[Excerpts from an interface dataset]
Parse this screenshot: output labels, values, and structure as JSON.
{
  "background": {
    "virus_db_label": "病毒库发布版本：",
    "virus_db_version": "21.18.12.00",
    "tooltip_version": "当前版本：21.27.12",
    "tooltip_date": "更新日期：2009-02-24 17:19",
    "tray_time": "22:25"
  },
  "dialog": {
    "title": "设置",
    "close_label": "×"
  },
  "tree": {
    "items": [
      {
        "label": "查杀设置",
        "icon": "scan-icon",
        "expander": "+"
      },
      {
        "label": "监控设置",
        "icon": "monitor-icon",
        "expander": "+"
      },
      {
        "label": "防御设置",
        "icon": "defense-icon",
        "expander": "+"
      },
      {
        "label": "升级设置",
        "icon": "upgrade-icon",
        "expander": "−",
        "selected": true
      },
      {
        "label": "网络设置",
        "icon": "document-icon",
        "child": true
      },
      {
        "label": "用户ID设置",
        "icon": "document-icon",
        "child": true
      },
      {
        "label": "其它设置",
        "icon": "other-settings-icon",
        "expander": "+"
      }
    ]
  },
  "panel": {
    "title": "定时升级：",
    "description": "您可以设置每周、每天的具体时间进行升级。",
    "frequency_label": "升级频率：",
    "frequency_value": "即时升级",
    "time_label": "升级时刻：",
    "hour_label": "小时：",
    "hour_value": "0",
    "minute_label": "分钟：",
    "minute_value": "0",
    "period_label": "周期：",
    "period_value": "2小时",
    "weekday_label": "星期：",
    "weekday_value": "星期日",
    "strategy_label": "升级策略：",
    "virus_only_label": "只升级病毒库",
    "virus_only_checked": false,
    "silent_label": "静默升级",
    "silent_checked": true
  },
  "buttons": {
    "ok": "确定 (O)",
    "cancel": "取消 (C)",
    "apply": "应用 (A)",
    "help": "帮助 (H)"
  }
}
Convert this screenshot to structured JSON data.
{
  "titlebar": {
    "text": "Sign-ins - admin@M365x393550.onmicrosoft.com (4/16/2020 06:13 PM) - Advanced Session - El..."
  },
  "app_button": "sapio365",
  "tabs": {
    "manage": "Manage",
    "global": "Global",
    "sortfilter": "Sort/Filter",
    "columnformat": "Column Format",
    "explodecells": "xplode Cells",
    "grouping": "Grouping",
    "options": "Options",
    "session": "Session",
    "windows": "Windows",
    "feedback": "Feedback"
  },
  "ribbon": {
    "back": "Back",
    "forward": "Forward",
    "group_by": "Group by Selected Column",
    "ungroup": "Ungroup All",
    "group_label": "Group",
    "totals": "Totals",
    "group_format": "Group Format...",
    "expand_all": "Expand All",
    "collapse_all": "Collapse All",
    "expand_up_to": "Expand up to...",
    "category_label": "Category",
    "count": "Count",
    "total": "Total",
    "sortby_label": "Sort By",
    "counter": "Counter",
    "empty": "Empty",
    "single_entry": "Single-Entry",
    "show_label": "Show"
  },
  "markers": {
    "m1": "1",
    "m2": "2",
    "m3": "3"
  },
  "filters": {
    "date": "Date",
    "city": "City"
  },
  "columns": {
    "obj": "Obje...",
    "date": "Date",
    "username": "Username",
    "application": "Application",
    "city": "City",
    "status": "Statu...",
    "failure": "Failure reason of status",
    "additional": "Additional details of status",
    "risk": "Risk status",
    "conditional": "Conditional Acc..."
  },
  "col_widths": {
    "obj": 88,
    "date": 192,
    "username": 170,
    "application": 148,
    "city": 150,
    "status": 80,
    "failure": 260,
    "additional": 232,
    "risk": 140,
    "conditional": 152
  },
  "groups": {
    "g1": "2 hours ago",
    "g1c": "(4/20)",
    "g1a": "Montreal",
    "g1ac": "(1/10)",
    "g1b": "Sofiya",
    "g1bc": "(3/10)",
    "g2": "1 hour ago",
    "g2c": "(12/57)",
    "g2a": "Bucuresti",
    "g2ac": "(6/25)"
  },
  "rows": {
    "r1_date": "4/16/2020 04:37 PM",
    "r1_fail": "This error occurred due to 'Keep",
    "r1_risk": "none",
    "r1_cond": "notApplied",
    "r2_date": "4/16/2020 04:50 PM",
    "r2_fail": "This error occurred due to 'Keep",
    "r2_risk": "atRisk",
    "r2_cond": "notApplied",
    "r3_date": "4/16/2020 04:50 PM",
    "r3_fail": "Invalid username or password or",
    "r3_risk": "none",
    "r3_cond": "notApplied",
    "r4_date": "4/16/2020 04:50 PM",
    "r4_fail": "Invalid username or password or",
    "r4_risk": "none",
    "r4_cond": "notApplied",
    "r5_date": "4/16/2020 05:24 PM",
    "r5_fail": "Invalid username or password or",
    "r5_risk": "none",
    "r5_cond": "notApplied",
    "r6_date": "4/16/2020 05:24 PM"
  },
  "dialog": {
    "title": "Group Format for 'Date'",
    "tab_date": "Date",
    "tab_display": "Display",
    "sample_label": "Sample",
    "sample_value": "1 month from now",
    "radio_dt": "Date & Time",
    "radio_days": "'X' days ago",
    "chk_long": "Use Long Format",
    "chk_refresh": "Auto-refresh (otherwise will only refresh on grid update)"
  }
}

● Problem requirements: Repeat every entry exactly, please.

● Answer for this exercise:
Parse this screenshot: output labels, values, and structure as JSON.
{
  "background": {
    "virus_db_label": "病毒库发布版本：",
    "virus_db_version": "21.18.12.00",
    "tooltip_version": "当前版本：21.27.12",
    "tooltip_date": "更新日期：2009-02-24 17:19",
    "tray_time": "22:25"
  },
  "dialog": {
    "title": "设置",
    "close_label": "×"
  },
  "tree": {
    "items": [
      {
        "label": "查杀设置",
        "icon": "scan-icon",
        "expander": "+"
      },
      {
        "label": "监控设置",
        "icon": "monitor-icon",
        "expander": "+"
      },
      {
        "label": "防御设置",
        "icon": "defense-icon",
        "expander": "+"
      },
      {
        "label": "升级设置",
        "icon": "upgrade-icon",
        "expander": "−",
        "selected": true
      },
      {
        "label": "网络设置",
        "icon": "document-icon",
        "child": true
      },
      {
        "label": "用户ID设置",
        "icon": "document-icon",
        "child": true
      },
      {
        "label": "其它设置",
        "icon": "other-settings-icon",
        "expander": "+"
      }
    ]
  },
  "panel": {
    "title": "定时升级：",
    "description": "您可以设置每周、每天的具体时间进行升级。",
    "frequency_label": "升级频率：",
    "frequency_value": "即时升级",
    "time_label": "升级时刻：",
    "hour_label": "小时：",
    "hour_value": "0",
    "minute_label": "分钟：",
    "minute_value": "0",
    "period_label": "周期：",
    "period_value": "2小时",
    "weekday_label": "星期：",
    "weekday_value": "星期日",
    "strategy_label": "升级策略：",
    "virus_only_label": "只升级病毒库",
    "virus_only_checked": false,
    "silent_label": "静默升级",
    "silent_checked": true
  },
  "buttons": {
    "ok": "确定 (O)",
    "cancel": "取消 (C)",
    "apply": "应用 (A)",
    "help": "帮助 (H)"
  }
}
Convert this screenshot to structured JSON data.
{
  "titlebar": {
    "text": "Sign-ins - admin@M365x393550.onmicrosoft.com (4/16/2020 06:13 PM) - Advanced Session - El..."
  },
  "app_button": "sapio365",
  "tabs": {
    "manage": "Manage",
    "global": "Global",
    "sortfilter": "Sort/Filter",
    "columnformat": "Column Format",
    "explodecells": "xplode Cells",
    "grouping": "Grouping",
    "options": "Options",
    "session": "Session",
    "windows": "Windows",
    "feedback": "Feedback"
  },
  "ribbon": {
    "back": "Back",
    "forward": "Forward",
    "group_by": "Group by Selected Column",
    "ungroup": "Ungroup All",
    "group_label": "Group",
    "totals": "Totals",
    "group_format": "Group Format...",
    "expand_all": "Expand All",
    "collapse_all": "Collapse All",
    "expand_up_to": "Expand up to...",
    "category_label": "Category",
    "count": "Count",
    "total": "Total",
    "sortby_label": "Sort By",
    "counter": "Counter",
    "empty": "Empty",
    "single_entry": "Single-Entry",
    "show_label": "Show"
  },
  "markers": {
    "m1": "1",
    "m2": "2",
    "m3": "3"
  },
  "filters": {
    "date": "Date",
    "city": "City"
  },
  "columns": {
    "obj": "Obje...",
    "date": "Date",
    "username": "Username",
    "application": "Application",
    "city": "City",
    "status": "Statu...",
    "failure": "Failure reason of status",
    "additional": "Additional details of status",
    "risk": "Risk status",
    "conditional": "Conditional Acc..."
  },
  "col_widths": {
    "obj": 88,
    "date": 192,
    "username": 170,
    "application": 148,
    "city": 150,
    "status": 80,
    "failure": 260,
    "additional": 232,
    "risk": 140,
    "conditional": 152
  },
  "groups": {
    "g1": "2 hours ago",
    "g1c": "(4/20)",
    "g1a": "Montreal",
    "g1ac": "(1/10)",
    "g1b": "Sofiya",
    "g1bc": "(3/10)",
    "g2": "1 hour ago",
    "g2c": "(12/57)",
    "g2a": "Bucuresti",
    "g2ac": "(6/25)"
  },
  "rows": {
    "r1_date": "4/16/2020 04:37 PM",
    "r1_fail": "This error occurred due to 'Keep",
    "r1_risk": "none",
    "r1_cond": "notApplied",
    "r2_date": "4/16/2020 04:50 PM",
    "r2_fail": "This error occurred due to 'Keep",
    "r2_risk": "atRisk",
    "r2_cond": "notApplied",
    "r3_date": "4/16/2020 04:50 PM",
    "r3_fail": "Invalid username or password or",
    "r3_risk": "none",
    "r3_cond": "notApplied",
    "r4_date": "4/16/2020 04:50 PM",
    "r4_fail": "Invalid username or password or",
    "r4_risk": "none",
    "r4_cond": "notApplied",
    "r5_date": "4/16/2020 05:24 PM",
    "r5_fail": "Invalid username or password or",
    "r5_risk": "none",
    "r5_cond": "notApplied",
    "r6_date": "4/16/2020 05:24 PM"
  },
  "dialog": {
    "title": "Group Format for 'Date'",
    "tab_date": "Date",
    "tab_display": "Display",
    "sample_label": "Sample",
    "sample_value": "1 month from now",
    "radio_dt": "Date & Time",
    "radio_days": "'X' days ago",
    "chk_long": "Use Long Format",
    "chk_refresh": "Auto-refresh (otherwise will only refresh on grid update)"
  }
}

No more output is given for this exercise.